• _RECORDS SHOWN_:

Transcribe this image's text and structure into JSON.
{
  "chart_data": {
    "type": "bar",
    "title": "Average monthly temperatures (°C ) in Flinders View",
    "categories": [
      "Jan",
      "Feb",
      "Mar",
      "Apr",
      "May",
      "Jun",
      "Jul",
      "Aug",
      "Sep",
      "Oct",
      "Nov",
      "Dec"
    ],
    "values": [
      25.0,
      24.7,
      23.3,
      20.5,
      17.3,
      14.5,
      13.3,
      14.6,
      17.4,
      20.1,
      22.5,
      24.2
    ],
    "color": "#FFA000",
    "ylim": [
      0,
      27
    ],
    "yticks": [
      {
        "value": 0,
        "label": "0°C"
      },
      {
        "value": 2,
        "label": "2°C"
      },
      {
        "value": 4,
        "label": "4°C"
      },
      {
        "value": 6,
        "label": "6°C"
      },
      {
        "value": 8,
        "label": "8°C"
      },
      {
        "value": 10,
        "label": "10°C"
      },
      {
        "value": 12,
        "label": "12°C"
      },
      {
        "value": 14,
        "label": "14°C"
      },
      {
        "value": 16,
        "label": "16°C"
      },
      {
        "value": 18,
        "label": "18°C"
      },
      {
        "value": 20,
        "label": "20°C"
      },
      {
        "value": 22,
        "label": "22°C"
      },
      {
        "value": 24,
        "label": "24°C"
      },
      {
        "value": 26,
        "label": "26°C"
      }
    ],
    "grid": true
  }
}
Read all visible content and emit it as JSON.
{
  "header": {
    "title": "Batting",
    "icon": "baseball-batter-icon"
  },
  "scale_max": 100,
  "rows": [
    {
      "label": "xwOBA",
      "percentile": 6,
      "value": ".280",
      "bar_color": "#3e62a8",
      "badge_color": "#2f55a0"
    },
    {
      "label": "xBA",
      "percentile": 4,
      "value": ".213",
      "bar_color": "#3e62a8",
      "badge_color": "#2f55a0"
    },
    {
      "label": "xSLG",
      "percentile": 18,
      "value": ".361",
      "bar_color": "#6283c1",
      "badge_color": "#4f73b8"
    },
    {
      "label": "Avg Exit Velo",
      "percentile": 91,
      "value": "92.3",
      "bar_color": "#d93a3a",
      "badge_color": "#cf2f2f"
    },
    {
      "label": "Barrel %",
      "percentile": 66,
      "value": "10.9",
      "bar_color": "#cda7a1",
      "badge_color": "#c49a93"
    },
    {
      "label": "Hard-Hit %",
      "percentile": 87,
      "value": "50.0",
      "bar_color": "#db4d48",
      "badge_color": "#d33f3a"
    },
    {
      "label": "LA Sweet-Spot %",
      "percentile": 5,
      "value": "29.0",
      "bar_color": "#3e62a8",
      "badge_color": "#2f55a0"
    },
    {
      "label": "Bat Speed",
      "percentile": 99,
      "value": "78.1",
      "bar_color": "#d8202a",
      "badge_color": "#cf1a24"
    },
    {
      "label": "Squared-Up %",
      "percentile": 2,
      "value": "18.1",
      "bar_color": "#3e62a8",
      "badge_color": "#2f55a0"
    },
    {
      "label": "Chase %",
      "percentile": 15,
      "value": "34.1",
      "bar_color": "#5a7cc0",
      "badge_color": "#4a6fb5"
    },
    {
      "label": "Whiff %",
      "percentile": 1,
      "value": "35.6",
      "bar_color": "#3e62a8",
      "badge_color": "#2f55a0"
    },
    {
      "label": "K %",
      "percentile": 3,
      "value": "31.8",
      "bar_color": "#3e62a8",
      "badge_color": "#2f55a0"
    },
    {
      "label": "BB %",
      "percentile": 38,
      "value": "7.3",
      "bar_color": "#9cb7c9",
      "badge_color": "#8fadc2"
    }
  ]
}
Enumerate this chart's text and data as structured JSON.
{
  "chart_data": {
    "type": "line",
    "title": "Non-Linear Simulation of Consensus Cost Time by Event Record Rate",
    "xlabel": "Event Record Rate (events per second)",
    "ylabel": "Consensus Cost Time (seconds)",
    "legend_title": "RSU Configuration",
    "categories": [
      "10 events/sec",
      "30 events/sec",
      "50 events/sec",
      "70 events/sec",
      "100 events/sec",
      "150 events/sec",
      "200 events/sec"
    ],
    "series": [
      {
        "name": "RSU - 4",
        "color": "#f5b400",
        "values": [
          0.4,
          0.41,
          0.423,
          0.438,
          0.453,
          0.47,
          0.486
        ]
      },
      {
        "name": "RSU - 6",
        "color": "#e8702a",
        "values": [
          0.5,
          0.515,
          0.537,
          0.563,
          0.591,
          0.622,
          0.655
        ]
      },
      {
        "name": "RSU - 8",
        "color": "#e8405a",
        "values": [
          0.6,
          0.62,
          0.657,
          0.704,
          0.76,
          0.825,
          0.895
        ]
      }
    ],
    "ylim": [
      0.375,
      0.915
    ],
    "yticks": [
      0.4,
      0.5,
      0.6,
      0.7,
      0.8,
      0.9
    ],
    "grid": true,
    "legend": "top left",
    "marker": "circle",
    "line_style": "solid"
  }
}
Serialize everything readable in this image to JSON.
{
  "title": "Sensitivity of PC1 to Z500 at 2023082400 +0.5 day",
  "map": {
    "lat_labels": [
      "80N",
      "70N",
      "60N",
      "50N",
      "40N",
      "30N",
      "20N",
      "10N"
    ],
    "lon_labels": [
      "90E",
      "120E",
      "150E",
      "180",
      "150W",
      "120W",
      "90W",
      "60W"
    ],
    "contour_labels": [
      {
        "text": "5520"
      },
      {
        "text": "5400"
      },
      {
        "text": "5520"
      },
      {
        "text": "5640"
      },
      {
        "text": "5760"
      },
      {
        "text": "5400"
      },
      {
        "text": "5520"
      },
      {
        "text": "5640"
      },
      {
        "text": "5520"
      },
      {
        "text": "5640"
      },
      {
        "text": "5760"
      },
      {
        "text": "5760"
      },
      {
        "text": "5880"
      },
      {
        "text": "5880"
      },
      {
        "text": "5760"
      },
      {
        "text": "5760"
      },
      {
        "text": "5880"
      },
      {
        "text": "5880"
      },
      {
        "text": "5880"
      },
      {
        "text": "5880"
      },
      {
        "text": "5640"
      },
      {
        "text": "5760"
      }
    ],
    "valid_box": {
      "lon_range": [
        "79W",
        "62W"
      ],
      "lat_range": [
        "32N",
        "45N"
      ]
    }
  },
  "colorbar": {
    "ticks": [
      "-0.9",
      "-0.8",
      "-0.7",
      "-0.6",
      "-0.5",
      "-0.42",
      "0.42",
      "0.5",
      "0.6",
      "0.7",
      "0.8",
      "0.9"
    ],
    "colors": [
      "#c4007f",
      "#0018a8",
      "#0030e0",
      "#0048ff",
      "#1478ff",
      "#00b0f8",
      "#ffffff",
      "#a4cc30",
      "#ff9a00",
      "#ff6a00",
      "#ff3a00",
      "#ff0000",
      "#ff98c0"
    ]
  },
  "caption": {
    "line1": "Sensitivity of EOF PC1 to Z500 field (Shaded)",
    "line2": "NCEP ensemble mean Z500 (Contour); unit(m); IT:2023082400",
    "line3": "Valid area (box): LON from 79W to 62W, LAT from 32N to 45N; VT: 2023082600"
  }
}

• _EXERCISE PROMPT_: Exactly reproduce every record.

• _SOLUTION FOR THIS TASK_:
Transcribe this image's text and structure into JSON.
{
  "chart_data": {
    "type": "bar",
    "title": "Average monthly temperatures (°C ) in Flinders View",
    "categories": [
      "Jan",
      "Feb",
      "Mar",
      "Apr",
      "May",
      "Jun",
      "Jul",
      "Aug",
      "Sep",
      "Oct",
      "Nov",
      "Dec"
    ],
    "values": [
      25.0,
      24.7,
      23.3,
      20.5,
      17.3,
      14.5,
      13.3,
      14.6,
      17.4,
      20.1,
      22.5,
      24.2
    ],
    "color": "#FFA000",
    "ylim": [
      0,
      27
    ],
    "yticks": [
      {
        "value": 0,
        "label": "0°C"
      },
      {
        "value": 2,
        "label": "2°C"
      },
      {
        "value": 4,
        "label": "4°C"
      },
      {
        "value": 6,
        "label": "6°C"
      },
      {
        "value": 8,
        "label": "8°C"
      },
      {
        "value": 10,
        "label": "10°C"
      },
      {
        "value": 12,
        "label": "12°C"
      },
      {
        "value": 14,
        "label": "14°C"
      },
      {
        "value": 16,
        "label": "16°C"
      },
      {
        "value": 18,
        "label": "18°C"
      },
      {
        "value": 20,
        "label": "20°C"
      },
      {
        "value": 22,
        "label": "22°C"
      },
      {
        "value": 24,
        "label": "24°C"
      },
      {
        "value": 26,
        "label": "26°C"
      }
    ],
    "grid": true
  }
}
Read all visible content and emit it as JSON.
{
  "header": {
    "title": "Batting",
    "icon": "baseball-batter-icon"
  },
  "scale_max": 100,
  "rows": [
    {
      "label": "xwOBA",
      "percentile": 6,
      "value": ".280",
      "bar_color": "#3e62a8",
      "badge_color": "#2f55a0"
    },
    {
      "label": "xBA",
      "percentile": 4,
      "value": ".213",
      "bar_color": "#3e62a8",
      "badge_color": "#2f55a0"
    },
    {
      "label": "xSLG",
      "percentile": 18,
      "value": ".361",
      "bar_color": "#6283c1",
      "badge_color": "#4f73b8"
    },
    {
      "label": "Avg Exit Velo",
      "percentile": 91,
      "value": "92.3",
      "bar_color": "#d93a3a",
      "badge_color": "#cf2f2f"
    },
    {
      "label": "Barrel %",
      "percentile": 66,
      "value": "10.9",
      "bar_color": "#cda7a1",
      "badge_color": "#c49a93"
    },
    {
      "label": "Hard-Hit %",
      "percentile": 87,
      "value": "50.0",
      "bar_color": "#db4d48",
      "badge_color": "#d33f3a"
    },
    {
      "label": "LA Sweet-Spot %",
      "percentile": 5,
      "value": "29.0",
      "bar_color": "#3e62a8",
      "badge_color": "#2f55a0"
    },
    {
      "label": "Bat Speed",
      "percentile": 99,
      "value": "78.1",
      "bar_color": "#d8202a",
      "badge_color": "#cf1a24"
    },
    {
      "label": "Squared-Up %",
      "percentile": 2,
      "value": "18.1",
      "bar_color": "#3e62a8",
      "badge_color": "#2f55a0"
    },
    {
      "label": "Chase %",
      "percentile": 15,
      "value": "34.1",
      "bar_color": "#5a7cc0",
      "badge_color": "#4a6fb5"
    },
    {
      "label": "Whiff %",
      "percentile": 1,
      "value": "35.6",
      "bar_color": "#3e62a8",
      "badge_color": "#2f55a0"
    },
    {
      "label": "K %",
      "percentile": 3,
      "value": "31.8",
      "bar_color": "#3e62a8",
      "badge_color": "#2f55a0"
    },
    {
      "label": "BB %",
      "percentile": 38,
      "value": "7.3",
      "bar_color": "#9cb7c9",
      "badge_color": "#8fadc2"
    }
  ]
}
Enumerate this chart's text and data as structured JSON.
{
  "chart_data": {
    "type": "line",
    "title": "Non-Linear Simulation of Consensus Cost Time by Event Record Rate",
    "xlabel": "Event Record Rate (events per second)",
    "ylabel": "Consensus Cost Time (seconds)",
    "legend_title": "RSU Configuration",
    "categories": [
      "10 events/sec",
      "30 events/sec",
      "50 events/sec",
      "70 events/sec",
      "100 events/sec",
      "150 events/sec",
      "200 events/sec"
    ],
    "series": [
      {
        "name": "RSU - 4",
        "color": "#f5b400",
        "values": [
          0.4,
          0.41,
          0.423,
          0.438,
          0.453,
          0.47,
          0.486
        ]
      },
      {
        "name": "RSU - 6",
        "color": "#e8702a",
        "values": [
          0.5,
          0.515,
          0.537,
          0.563,
          0.591,
          0.622,
          0.655
        ]
      },
      {
        "name": "RSU - 8",
        "color": "#e8405a",
        "values": [
          0.6,
          0.62,
          0.657,
          0.704,
          0.76,
          0.825,
          0.895
        ]
      }
    ],
    "ylim": [
      0.375,
      0.915
    ],
    "yticks": [
      0.4,
      0.5,
      0.6,
      0.7,
      0.8,
      0.9
    ],
    "grid": true,
    "legend": "top left",
    "marker": "circle",
    "line_style": "solid"
  }
}
Serialize everything readable in this image to JSON.
{
  "title": "Sensitivity of PC1 to Z500 at 2023082400 +0.5 day",
  "map": {
    "lat_labels": [
      "80N",
      "70N",
      "60N",
      "50N",
      "40N",
      "30N",
      "20N",
      "10N"
    ],
    "lon_labels": [
      "90E",
      "120E",
      "150E",
      "180",
      "150W",
      "120W",
      "90W",
      "60W"
    ],
    "contour_labels": [
      {
        "text": "5520"
      },
      {
        "text": "5400"
      },
      {
        "text": "5520"
      },
      {
        "text": "5640"
      },
      {
        "text": "5760"
      },
      {
        "text": "5400"
      },
      {
        "text": "5520"
      },
      {
        "text": "5640"
      },
      {
        "text": "5520"
      },
      {
        "text": "5640"
      },
      {
        "text": "5760"
      },
      {
        "text": "5760"
      },
      {
        "text": "5880"
      },
      {
        "text": "5880"
      },
      {
        "text": "5760"
      },
      {
        "text": "5760"
      },
      {
        "text": "5880"
      },
      {
        "text": "5880"
      },
      {
        "text": "5880"
      },
      {
        "text": "5880"
      },
      {
        "text": "5640"
      },
      {
        "text": "5760"
      }
    ],
    "valid_box": {
      "lon_range": [
        "79W",
        "62W"
      ],
      "lat_range": [
        "32N",
        "45N"
      ]
    }
  },
  "colorbar": {
    "ticks": [
      "-0.9",
      "-0.8",
      "-0.7",
      "-0.6",
      "-0.5",
      "-0.42",
      "0.42",
      "0.5",
      "0.6",
      "0.7",
      "0.8",
      "0.9"
    ],
    "colors": [
      "#c4007f",
      "#0018a8",
      "#0030e0",
      "#0048ff",
      "#1478ff",
      "#00b0f8",
      "#ffffff",
      "#a4cc30",
      "#ff9a00",
      "#ff6a00",
      "#ff3a00",
      "#ff0000",
      "#ff98c0"
    ]
  },
  "caption": {
    "line1": "Sensitivity of EOF PC1 to Z500 field (Shaded)",
    "line2": "NCEP ensemble mean Z500 (Contour); unit(m); IT:2023082400",
    "line3": "Valid area (box): LON from 79W to 62W, LAT from 32N to 45N; VT: 2023082600"
  }
}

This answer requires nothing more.